**QUOTED PASSAGE:**
* Begin *

GWRFC: Geographycally Weighted Random Forest Classification (GWRFC)

Documented in GWRFC

#'@title Geographically weighted Random Forest Classification
#'@description GWRFC is a software for analyze and explore spatial data. It constructs geographically weighted models (GW; Fotheringham et al. 1998) to train random forest (RF; Breiman 2001) and report local models with partial depende plots (PDP, Greenwell, 2019). Prediction results and accurancy metrics (ACC) are also representated accondingly.
#'@param input_shapefile string or Spatial-class. Input shapefile with dependent and independent variables.  It can be the filename of the shapefile or an object of class {SpatialPolygonsDataFrame} or {SpatialPointsDataFrame}.
#'@param remove_columns string. Remove specific variables from \strong{input_shapefile}. Variables are identified by column name. NA ignores column remove.
#'@param dependent_varName string. Dependent variable name. Must exists at \strong{input_shapefile} and should be categorical (with not more than 20 classes).
#'@param kernel_function string. Kernel type to apply in GWRFC. It can be: 'gaussian', 'exponential', 'bisquare' or 'tricube'.
#'@param kernel_adaptative logical. Is the kernel adaptative? otherwise it is considered as fixed (larger processing time).
#'@param kernel_bandwidth numeric. Defines kernel bandwidth. If \strong{kernel_adaptative} is TRUE, then you should define the number of local observations in the kernel, otherwise you should define a distance to specify kernel bandwidth.
#'@param upsampling logical. If TRUE, upsampling is applied before random forest training, otherwise it is downsampled. Consider that upsampling is a bit more computing demanding but accuracy is improved.
#'@param save_models logical. If TRUE, random forest models are stored at \strong{output_folder} as a RDS file. Beware it can be large, therefore storage requires hard drive memory and can slow down algorithm exit.
#'@param enable_pdp logical. --EXPERIMENTAL-- If TRUE, partial dependence plots YHAT maximun, together with its correspondent independent variable value (PDP) are calculated.
#'@param number_cores numeric. Number of cores for parallel processing. Cores are register and operated via doParallel, foreach and parallel packages. Be careful with increasing numbers of cores, as RAM memory may be not enough.
#'@param output_folder string. Output folder where GWRFC outputs will be stored.
#'@return As a result, four shapefiles are created whose prefixes refer to: \enumerate{
#'                            \item LVI: Local variables importance. Calculated via permutation for each variable.
#'                            \item PDP: Independent variables local maxima (class or value). Identified when YHAT reach its maximum during RF model marginalization. Calculated for each variable.
#'                            \item YHAT: Prediction result for \strong{dependent_varName} when PDP local maxima is applied. Calculated for each variable.

* End *

**PROVIDED INFORMATION:**

* Begin *

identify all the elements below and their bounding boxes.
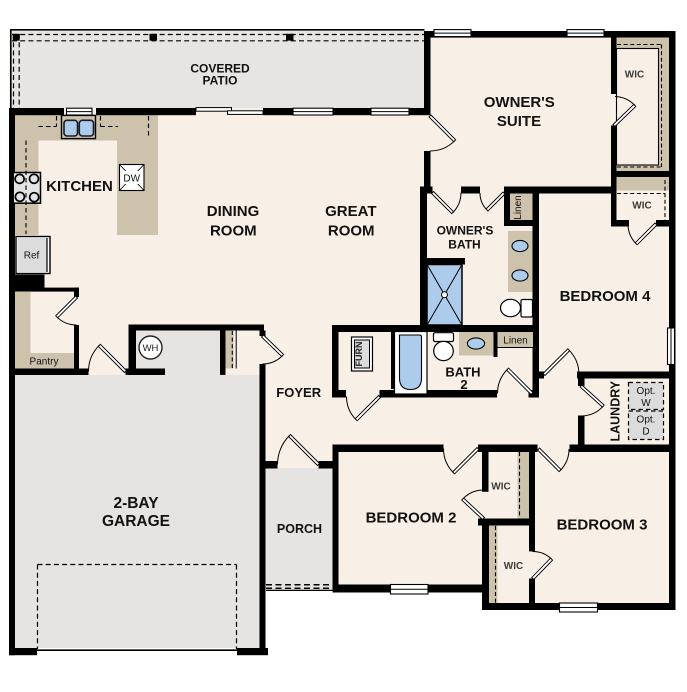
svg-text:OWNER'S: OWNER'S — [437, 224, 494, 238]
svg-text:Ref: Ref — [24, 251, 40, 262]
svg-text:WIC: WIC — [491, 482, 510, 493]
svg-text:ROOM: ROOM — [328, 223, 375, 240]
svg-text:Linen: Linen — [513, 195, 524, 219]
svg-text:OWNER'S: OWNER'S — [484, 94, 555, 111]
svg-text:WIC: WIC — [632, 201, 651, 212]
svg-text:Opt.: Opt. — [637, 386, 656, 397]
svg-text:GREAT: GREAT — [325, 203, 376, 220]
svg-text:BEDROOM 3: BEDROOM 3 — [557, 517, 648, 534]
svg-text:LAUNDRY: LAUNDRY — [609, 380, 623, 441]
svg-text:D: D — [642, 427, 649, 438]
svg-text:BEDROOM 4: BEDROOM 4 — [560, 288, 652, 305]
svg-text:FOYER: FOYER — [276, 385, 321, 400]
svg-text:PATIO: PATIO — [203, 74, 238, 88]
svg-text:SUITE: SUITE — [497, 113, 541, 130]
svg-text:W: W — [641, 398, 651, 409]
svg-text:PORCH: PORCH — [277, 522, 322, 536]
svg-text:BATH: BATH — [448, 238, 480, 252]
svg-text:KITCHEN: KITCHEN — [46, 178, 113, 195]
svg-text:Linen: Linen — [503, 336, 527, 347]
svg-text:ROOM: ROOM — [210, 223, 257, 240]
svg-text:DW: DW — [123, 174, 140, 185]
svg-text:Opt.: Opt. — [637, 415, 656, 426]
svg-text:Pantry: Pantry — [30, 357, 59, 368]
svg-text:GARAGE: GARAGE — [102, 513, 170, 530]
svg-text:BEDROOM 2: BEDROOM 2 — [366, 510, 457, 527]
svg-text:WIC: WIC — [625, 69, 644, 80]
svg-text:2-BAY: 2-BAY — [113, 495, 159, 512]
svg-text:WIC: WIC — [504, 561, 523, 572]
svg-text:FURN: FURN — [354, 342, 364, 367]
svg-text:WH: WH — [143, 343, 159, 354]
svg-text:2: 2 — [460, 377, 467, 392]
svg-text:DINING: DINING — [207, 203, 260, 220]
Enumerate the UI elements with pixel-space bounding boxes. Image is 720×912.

* End *
* Begin *

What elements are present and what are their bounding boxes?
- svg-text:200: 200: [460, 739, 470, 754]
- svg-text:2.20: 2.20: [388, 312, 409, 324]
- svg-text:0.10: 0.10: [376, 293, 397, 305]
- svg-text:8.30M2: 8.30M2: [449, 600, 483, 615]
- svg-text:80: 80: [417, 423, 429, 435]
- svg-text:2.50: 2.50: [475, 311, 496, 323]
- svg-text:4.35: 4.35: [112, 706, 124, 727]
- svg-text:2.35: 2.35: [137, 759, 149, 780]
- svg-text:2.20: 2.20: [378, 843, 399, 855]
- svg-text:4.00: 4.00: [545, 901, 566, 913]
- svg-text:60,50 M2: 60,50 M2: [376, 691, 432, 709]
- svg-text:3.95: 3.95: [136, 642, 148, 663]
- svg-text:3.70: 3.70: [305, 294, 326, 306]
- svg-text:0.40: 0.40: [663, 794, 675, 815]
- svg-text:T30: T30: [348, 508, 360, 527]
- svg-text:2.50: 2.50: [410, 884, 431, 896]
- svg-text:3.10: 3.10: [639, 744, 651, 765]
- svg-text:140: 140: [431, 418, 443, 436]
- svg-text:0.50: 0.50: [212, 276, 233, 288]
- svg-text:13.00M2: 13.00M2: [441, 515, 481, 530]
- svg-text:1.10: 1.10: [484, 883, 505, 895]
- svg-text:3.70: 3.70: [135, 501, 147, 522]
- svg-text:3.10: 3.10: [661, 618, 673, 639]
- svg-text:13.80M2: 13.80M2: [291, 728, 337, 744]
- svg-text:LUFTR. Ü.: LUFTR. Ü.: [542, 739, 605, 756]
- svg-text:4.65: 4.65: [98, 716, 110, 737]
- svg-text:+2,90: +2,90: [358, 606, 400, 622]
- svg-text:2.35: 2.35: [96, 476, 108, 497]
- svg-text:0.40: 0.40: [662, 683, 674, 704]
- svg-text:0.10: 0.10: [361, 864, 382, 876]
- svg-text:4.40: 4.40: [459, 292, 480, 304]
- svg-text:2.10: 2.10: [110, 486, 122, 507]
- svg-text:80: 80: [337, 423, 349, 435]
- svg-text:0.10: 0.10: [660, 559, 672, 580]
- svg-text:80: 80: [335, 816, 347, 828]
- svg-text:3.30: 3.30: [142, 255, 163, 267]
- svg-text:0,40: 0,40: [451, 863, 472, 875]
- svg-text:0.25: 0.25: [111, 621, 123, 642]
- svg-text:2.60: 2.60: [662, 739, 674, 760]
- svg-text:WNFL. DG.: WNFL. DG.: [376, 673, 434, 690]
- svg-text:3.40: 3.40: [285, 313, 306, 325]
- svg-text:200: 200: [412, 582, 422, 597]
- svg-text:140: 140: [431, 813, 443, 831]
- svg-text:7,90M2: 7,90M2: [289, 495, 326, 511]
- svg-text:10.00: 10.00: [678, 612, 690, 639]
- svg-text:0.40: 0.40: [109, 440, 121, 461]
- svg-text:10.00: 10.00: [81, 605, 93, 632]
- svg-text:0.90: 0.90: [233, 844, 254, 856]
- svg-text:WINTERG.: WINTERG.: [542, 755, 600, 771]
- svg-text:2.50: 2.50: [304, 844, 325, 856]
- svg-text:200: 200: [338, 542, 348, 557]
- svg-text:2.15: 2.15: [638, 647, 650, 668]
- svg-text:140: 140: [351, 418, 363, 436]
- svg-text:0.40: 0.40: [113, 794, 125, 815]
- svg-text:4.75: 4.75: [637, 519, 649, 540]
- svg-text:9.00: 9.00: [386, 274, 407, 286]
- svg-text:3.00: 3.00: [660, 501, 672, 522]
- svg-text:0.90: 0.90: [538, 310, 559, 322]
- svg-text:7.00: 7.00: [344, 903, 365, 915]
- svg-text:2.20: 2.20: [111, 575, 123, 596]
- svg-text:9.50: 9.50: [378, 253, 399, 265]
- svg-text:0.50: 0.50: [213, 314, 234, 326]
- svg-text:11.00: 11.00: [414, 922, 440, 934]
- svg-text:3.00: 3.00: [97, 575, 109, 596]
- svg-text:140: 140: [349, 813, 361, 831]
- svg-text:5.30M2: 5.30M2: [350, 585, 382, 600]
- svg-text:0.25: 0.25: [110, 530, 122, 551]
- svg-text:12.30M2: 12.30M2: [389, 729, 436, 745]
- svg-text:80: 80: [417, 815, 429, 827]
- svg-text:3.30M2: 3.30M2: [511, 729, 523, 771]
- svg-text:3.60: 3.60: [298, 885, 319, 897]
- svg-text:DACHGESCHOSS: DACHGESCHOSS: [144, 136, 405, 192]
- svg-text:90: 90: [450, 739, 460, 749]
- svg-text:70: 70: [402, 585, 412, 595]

* End *
* Begin *

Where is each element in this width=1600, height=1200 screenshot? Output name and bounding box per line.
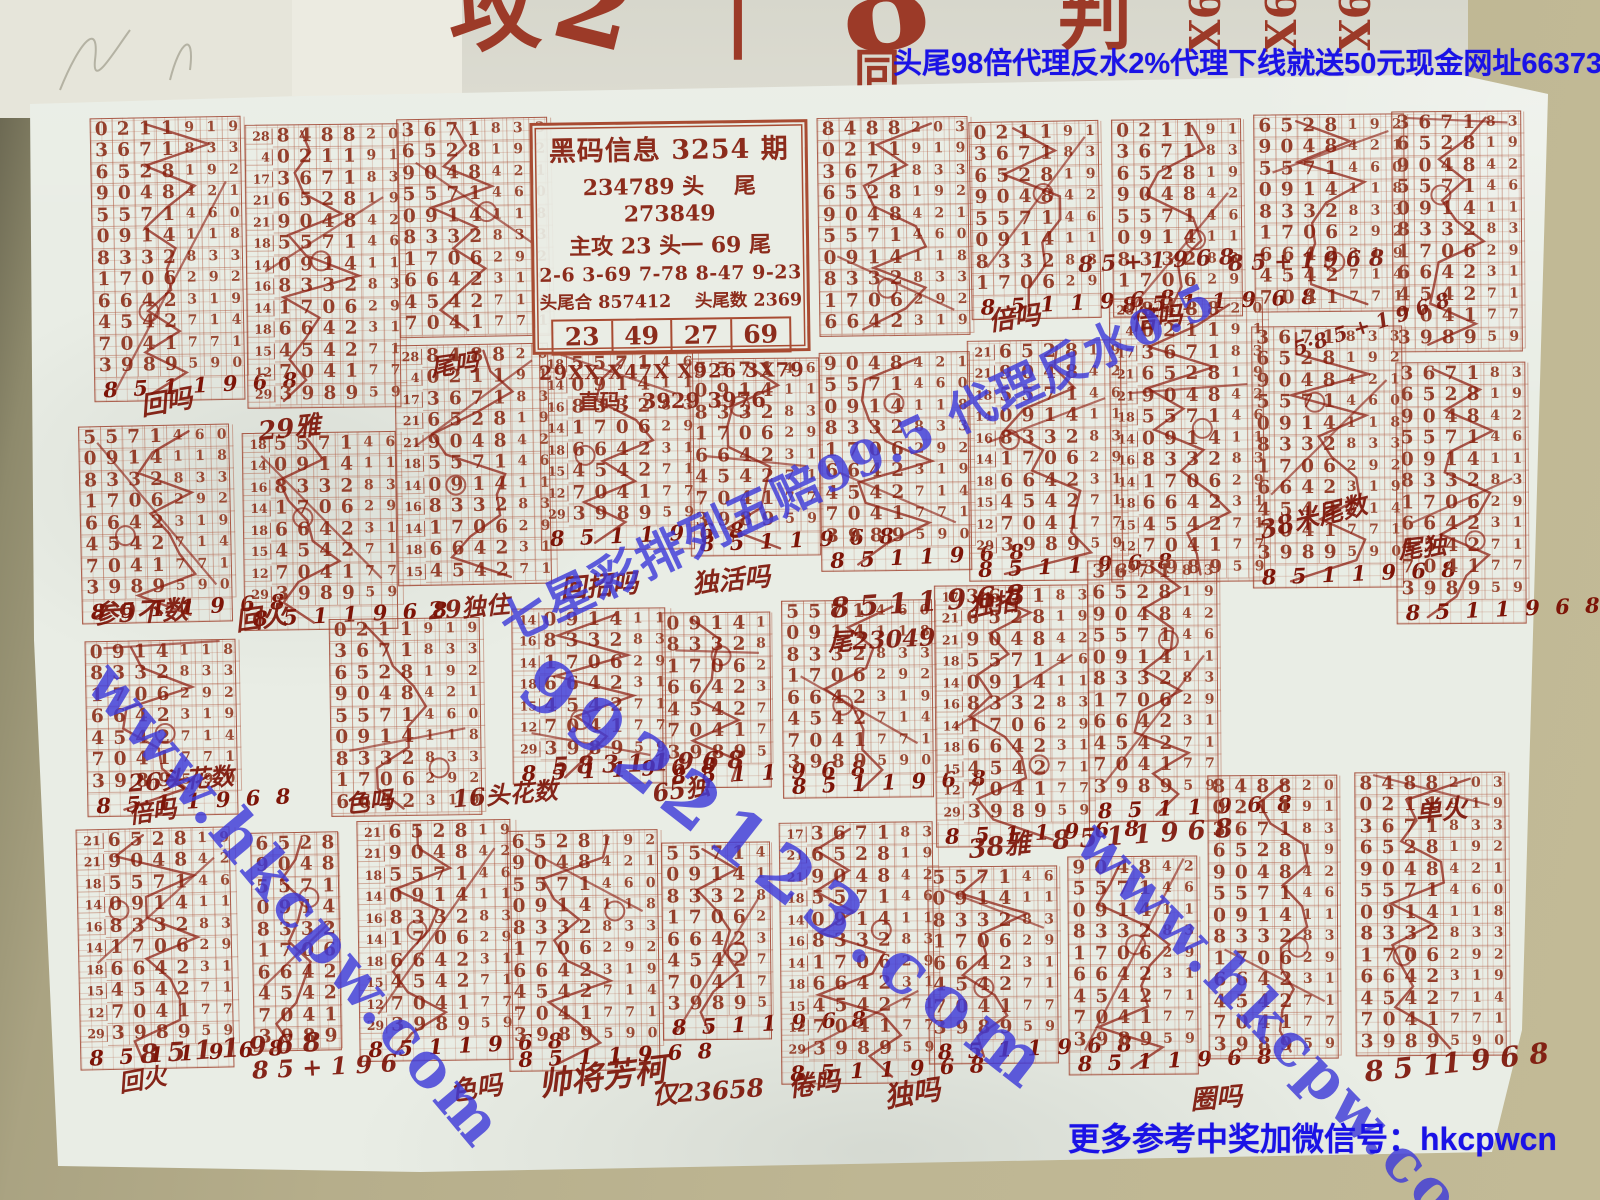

* End *

**WRITTEN EXERCISE 1:**
Answer these about the GWRFC documentation:
(a) Which kernel types can be applied?
(b) At most how many classes should the dependent variable have?
(c) What does the LVI prefix refer to?
**WRITTEN EXERCISE 2:**
Lay out the lines of the records, from the line containing "What elements are" through the line containing "- svg-text:3.40: 3.40: [285, 313, 306, 325]", as a JSON list of strings, one string per line, with blank lines left out.
The text and the records come from unrelated sources.

**WORKED ANSWER 1:**
(a) 'gaussian', 'exponential', 'bisquare' or 'tricube'
(b) 20
(c) Local variables importance

**WORKED ANSWER 2:**
[
  "What elements are present and what are their bounding boxes?",
  "- svg-text:200: 200: [460, 739, 470, 754]",
  "- svg-text:2.20: 2.20: [388, 312, 409, 324]",
  "- svg-text:0.10: 0.10: [376, 293, 397, 305]",
  "- svg-text:8.30M2: 8.30M2: [449, 600, 483, 615]",
  "- svg-text:80: 80: [417, 423, 429, 435]",
  "- svg-text:2.50: 2.50: [475, 311, 496, 323]",
  "- svg-text:4.35: 4.35: [112, 706, 124, 727]",
  "- svg-text:2.35: 2.35: [137, 759, 149, 780]",
  "- svg-text:2.20: 2.20: [378, 843, 399, 855]",
  "- svg-text:4.00: 4.00: [545, 901, 566, 913]",
  "- svg-text:60,50 M2: 60,50 M2: [376, 691, 432, 709]",
  "- svg-text:3.95: 3.95: [136, 642, 148, 663]",
  "- svg-text:3.70: 3.70: [305, 294, 326, 306]",
  "- svg-text:0.40: 0.40: [663, 794, 675, 815]",
  "- svg-text:T30: T30: [348, 508, 360, 527]",
  "- svg-text:2.50: 2.50: [410, 884, 431, 896]",
  "- svg-text:3.10: 3.10: [639, 744, 651, 765]",
  "- svg-text:140: 140: [431, 418, 443, 436]",
  "- svg-text:0.50: 0.50: [212, 276, 233, 288]",
  "- svg-text:13.00M2: 13.00M2: [441, 515, 481, 530]",
  "- svg-text:1.10: 1.10: [484, 883, 505, 895]",
  "- svg-text:3.70: 3.70: [135, 501, 147, 522]",
  "- svg-text:3.10: 3.10: [661, 618, 673, 639]",
  "- svg-text:13.80M2: 13.80M2: [291, 728, 337, 744]",
  "- svg-text:LUFTR. Ü.: LUFTR. Ü.: [542, 739, 605, 756]",
  "- svg-text:4.65: 4.65: [98, 716, 110, 737]",
  "- svg-text:+2,90: +2,90: [358, 606, 400, 622]",
  "- svg-text:2.35: 2.35: [96, 476, 108, 497]",
  "- svg-text:0.40: 0.40: [662, 683, 674, 704]",
  "- svg-text:0.10: 0.10: [361, 864, 382, 876]",
  "- svg-text:4.40: 4.40: [459, 292, 480, 304]",
  "- svg-text:2.10: 2.10: [110, 486, 122, 507]",
  "- svg-text:80: 80: [337, 423, 349, 435]",
  "- svg-text:0.10: 0.10: [660, 559, 672, 580]",
  "- svg-text:80: 80: [335, 816, 347, 828]",
  "- svg-text:3.30: 3.30: [142, 255, 163, 267]",
  "- svg-text:0,40: 0,40: [451, 863, 472, 875]",
  "- svg-text:0.25: 0.25: [111, 621, 123, 642]",
  "- svg-text:2.60: 2.60: [662, 739, 674, 760]",
  "- svg-text:WNFL. DG.: WNFL. DG.: [376, 673, 434, 690]",
  "- svg-text:3.40: 3.40: [285, 313, 306, 325]"
]